Dataset records:
------------------------------------------------------------

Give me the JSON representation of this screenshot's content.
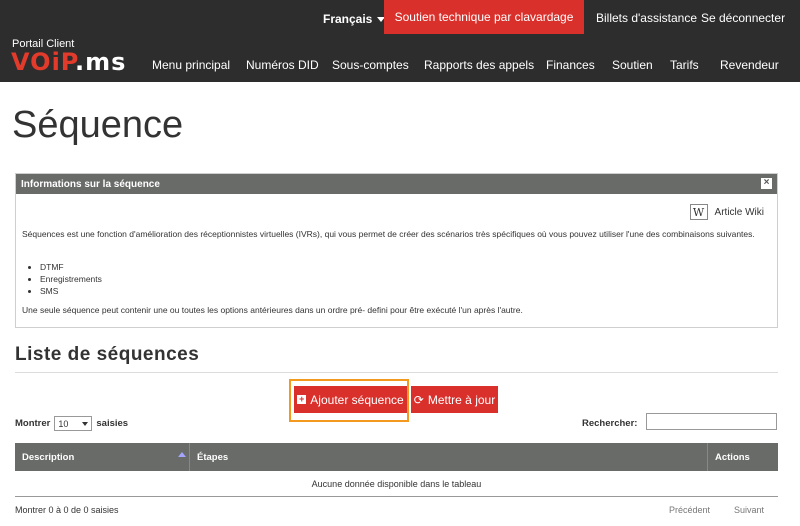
{
  "header": {
    "language": "Français",
    "support_button": "Soutien technique par clavardage",
    "links": [
      "Billets d'assistance",
      "Se déconnecter"
    ],
    "logo_subtitle": "Portail Client",
    "logo_prefix": "VO",
    "logo_mid": "iP",
    "logo_suffix": ".ms",
    "nav": [
      "Menu principal",
      "Numéros DID",
      "Sous-comptes",
      "Rapports des appels",
      "Finances",
      "Soutien",
      "Tarifs",
      "Revendeur"
    ]
  },
  "page": {
    "title": "Séquence"
  },
  "info_panel": {
    "title": "Informations sur la séquence",
    "close_glyph": "×",
    "wiki_glyph": "W",
    "wiki_label": "Article Wiki",
    "description": "Séquences est une fonction d'amélioration des réceptionnistes virtuelles (IVRs), qui vous permet de créer des scénarios très spécifiques où vous pouvez utiliser l'une des combinaisons suivantes.",
    "items": [
      "DTMF",
      "Enregistrements",
      "SMS"
    ],
    "footer_text": "Une seule séquence peut contenir une ou toutes les options antérieures dans un ordre pré- defini pour être exécuté l'un après l'autre."
  },
  "list": {
    "title": "Liste de séquences",
    "add_button": "Ajouter séquence",
    "add_icon": "+",
    "refresh_button": "Mettre à jour",
    "refresh_icon": "⟳",
    "show_label": "Montrer",
    "show_value": "10",
    "entries_label": "saisies",
    "search_label": "Rechercher:",
    "search_value": "",
    "columns": [
      "Description",
      "Étapes",
      "Actions"
    ],
    "empty_message": "Aucune donnée disponible dans le tableau",
    "info_text": "Montrer 0 à 0 de 0 saisies",
    "previous": "Précédent",
    "next": "Suivant"
  },
  "colors": {
    "header_bg": "#2d2d2d",
    "accent_red": "#d9302b",
    "panel_header": "#686b68",
    "highlight": "#f39a1e"
  }
}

------------------------------------------------------------

STATED TASK → Copy all the records above exactly, but leave out the pictures.

ANSWER TO THE EXERCISE →
Give me the JSON representation of this screenshot's content.
{
  "header": {
    "language": "Français",
    "support_button": "Soutien technique par clavardage",
    "links": [
      "Billets d'assistance",
      "Se déconnecter"
    ],
    "logo_subtitle": "Portail Client",
    "logo_prefix": "VO",
    "logo_mid": "iP",
    "logo_suffix": ".ms",
    "nav": [
      "Menu principal",
      "Numéros DID",
      "Sous-comptes",
      "Rapports des appels",
      "Finances",
      "Soutien",
      "Tarifs",
      "Revendeur"
    ]
  },
  "page": {
    "title": "Séquence"
  },
  "info_panel": {
    "title": "Informations sur la séquence",
    "close_glyph": "×",
    "wiki_glyph": "W",
    "wiki_label": "Article Wiki",
    "description": "Séquences est une fonction d'amélioration des réceptionnistes virtuelles (IVRs), qui vous permet de créer des scénarios très spécifiques où vous pouvez utiliser l'une des combinaisons suivantes.",
    "items": [
      "DTMF",
      "Enregistrements",
      "SMS"
    ],
    "footer_text": "Une seule séquence peut contenir une ou toutes les options antérieures dans un ordre pré- defini pour être exécuté l'un après l'autre."
  },
  "list": {
    "title": "Liste de séquences",
    "add_button": "Ajouter séquence",
    "add_icon": "+",
    "refresh_button": "Mettre à jour",
    "refresh_icon": "⟳",
    "show_label": "Montrer",
    "show_value": "10",
    "entries_label": "saisies",
    "search_label": "Rechercher:",
    "search_value": "",
    "columns": [
      "Description",
      "Étapes",
      "Actions"
    ],
    "empty_message": "Aucune donnée disponible dans le tableau",
    "info_text": "Montrer 0 à 0 de 0 saisies",
    "previous": "Précédent",
    "next": "Suivant"
  },
  "colors": {
    "header_bg": "#2d2d2d",
    "accent_red": "#d9302b",
    "panel_header": "#686b68",
    "highlight": "#f39a1e"
  }
}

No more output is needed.